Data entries
[Start]

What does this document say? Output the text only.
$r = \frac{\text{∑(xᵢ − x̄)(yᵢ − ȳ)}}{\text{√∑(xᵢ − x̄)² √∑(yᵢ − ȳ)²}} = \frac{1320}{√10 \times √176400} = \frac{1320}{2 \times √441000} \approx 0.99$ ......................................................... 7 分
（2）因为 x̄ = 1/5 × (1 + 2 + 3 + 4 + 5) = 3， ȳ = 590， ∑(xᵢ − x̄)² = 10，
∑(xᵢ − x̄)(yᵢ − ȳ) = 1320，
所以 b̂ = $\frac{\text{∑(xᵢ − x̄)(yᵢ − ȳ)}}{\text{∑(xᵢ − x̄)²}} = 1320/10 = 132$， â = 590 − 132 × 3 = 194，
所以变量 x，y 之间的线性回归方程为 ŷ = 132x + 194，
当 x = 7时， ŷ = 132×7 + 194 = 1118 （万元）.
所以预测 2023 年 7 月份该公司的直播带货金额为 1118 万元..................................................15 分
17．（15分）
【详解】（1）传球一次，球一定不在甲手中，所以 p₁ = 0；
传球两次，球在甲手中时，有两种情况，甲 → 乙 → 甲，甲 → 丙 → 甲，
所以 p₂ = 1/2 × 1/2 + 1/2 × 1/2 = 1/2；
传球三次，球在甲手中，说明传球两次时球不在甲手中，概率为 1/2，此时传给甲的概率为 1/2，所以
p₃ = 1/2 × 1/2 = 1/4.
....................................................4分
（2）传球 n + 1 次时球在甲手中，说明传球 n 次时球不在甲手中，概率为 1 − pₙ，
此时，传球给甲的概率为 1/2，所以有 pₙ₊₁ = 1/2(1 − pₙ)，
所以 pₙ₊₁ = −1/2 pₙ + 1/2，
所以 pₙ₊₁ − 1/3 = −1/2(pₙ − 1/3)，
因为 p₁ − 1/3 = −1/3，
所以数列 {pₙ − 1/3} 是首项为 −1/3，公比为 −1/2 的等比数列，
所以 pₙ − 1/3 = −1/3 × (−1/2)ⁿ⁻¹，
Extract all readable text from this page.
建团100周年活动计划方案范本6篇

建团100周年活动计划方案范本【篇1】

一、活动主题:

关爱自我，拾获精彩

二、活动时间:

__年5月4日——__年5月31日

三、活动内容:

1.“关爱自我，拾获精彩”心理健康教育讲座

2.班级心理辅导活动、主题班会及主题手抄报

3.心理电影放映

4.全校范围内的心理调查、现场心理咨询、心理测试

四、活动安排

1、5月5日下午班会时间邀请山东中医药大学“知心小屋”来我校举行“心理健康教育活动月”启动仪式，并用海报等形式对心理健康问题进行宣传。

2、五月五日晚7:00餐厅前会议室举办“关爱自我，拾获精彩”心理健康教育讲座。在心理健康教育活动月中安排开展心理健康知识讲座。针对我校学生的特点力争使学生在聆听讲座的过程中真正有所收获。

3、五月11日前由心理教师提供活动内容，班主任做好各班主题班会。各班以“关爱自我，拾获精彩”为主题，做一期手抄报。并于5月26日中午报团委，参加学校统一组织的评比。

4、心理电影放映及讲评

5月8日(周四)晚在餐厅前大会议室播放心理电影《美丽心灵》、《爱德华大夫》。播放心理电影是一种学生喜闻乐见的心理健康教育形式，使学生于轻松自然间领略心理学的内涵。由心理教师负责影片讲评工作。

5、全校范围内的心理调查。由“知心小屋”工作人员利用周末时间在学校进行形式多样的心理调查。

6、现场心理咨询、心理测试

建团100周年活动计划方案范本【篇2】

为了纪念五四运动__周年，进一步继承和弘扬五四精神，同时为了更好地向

[End]

▸ **Exercise details**:
Reproduce exactly the lines from the one with "Extract all readable text from this page." through the end of the entries above, both ends included.

▸ **Response for this exercise**:
Extract all readable text from this page.
建团100周年活动计划方案范本6篇

建团100周年活动计划方案范本【篇1】

一、活动主题:

关爱自我，拾获精彩

二、活动时间:

__年5月4日——__年5月31日

三、活动内容:

1.“关爱自我，拾获精彩”心理健康教育讲座

2.班级心理辅导活动、主题班会及主题手抄报

3.心理电影放映

4.全校范围内的心理调查、现场心理咨询、心理测试

四、活动安排

1、5月5日下午班会时间邀请山东中医药大学“知心小屋”来我校举行“心理健康教育活动月”启动仪式，并用海报等形式对心理健康问题进行宣传。

2、五月五日晚7:00餐厅前会议室举办“关爱自我，拾获精彩”心理健康教育讲座。在心理健康教育活动月中安排开展心理健康知识讲座。针对我校学生的特点力争使学生在聆听讲座的过程中真正有所收获。

3、五月11日前由心理教师提供活动内容，班主任做好各班主题班会。各班以“关爱自我，拾获精彩”为主题，做一期手抄报。并于5月26日中午报团委，参加学校统一组织的评比。

4、心理电影放映及讲评

5月8日(周四)晚在餐厅前大会议室播放心理电影《美丽心灵》、《爱德华大夫》。播放心理电影是一种学生喜闻乐见的心理健康教育形式，使学生于轻松自然间领略心理学的内涵。由心理教师负责影片讲评工作。

5、全校范围内的心理调查。由“知心小屋”工作人员利用周末时间在学校进行形式多样的心理调查。

6、现场心理咨询、心理测试

建团100周年活动计划方案范本【篇2】

为了纪念五四运动__周年，进一步继承和弘扬五四精神，同时为了更好地向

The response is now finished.